■ **YOUR INSTRUCTIONS**: From the entries below, copy every line where the string "Enumerate" appears.

Dataset listings of figures
────────

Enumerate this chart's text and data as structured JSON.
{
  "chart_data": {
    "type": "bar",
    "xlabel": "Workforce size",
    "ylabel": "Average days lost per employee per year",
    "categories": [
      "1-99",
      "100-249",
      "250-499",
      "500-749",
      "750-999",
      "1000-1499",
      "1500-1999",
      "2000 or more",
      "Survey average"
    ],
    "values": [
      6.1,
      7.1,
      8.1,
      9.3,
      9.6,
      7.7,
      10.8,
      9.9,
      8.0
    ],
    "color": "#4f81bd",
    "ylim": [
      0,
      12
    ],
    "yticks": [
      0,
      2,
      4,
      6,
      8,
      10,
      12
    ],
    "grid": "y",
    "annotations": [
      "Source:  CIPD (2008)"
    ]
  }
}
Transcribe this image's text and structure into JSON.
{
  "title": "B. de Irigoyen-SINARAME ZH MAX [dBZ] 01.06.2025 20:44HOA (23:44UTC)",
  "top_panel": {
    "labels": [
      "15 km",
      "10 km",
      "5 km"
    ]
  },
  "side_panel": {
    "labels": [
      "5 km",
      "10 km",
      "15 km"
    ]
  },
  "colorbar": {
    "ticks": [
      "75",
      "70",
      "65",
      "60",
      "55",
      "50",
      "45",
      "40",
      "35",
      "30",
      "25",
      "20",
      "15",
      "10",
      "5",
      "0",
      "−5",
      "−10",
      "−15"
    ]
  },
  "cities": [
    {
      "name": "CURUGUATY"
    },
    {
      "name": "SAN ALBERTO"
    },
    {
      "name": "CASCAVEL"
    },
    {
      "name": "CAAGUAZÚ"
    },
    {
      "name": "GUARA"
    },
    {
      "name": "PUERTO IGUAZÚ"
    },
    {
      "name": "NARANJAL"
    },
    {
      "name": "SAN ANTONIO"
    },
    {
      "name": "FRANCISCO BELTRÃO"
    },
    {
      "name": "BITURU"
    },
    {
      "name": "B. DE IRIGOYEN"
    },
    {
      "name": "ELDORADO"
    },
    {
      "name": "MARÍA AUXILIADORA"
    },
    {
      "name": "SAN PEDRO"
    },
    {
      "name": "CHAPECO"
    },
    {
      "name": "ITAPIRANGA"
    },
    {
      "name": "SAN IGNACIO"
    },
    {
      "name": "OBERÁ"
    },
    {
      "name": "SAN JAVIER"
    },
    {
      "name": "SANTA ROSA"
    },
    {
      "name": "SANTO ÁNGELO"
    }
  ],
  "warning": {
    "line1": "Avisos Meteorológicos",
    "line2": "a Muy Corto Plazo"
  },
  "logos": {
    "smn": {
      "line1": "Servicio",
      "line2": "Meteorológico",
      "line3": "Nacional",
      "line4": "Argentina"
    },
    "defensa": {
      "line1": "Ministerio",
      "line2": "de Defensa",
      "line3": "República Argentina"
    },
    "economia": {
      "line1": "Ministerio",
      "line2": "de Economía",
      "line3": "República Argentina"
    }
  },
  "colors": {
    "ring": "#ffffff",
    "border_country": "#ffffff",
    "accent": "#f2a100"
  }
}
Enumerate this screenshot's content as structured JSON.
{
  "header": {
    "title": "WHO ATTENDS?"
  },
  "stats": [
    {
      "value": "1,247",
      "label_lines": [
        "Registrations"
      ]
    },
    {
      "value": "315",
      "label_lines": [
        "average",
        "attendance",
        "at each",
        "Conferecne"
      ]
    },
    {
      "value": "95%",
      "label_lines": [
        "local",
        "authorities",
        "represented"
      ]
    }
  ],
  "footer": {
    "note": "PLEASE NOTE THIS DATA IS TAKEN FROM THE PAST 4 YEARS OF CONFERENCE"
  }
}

────────

■ **RESULT FOR THIS EXERCISE**:
Enumerate this chart's text and data as structured JSON.
Enumerate this screenshot's content as structured JSON.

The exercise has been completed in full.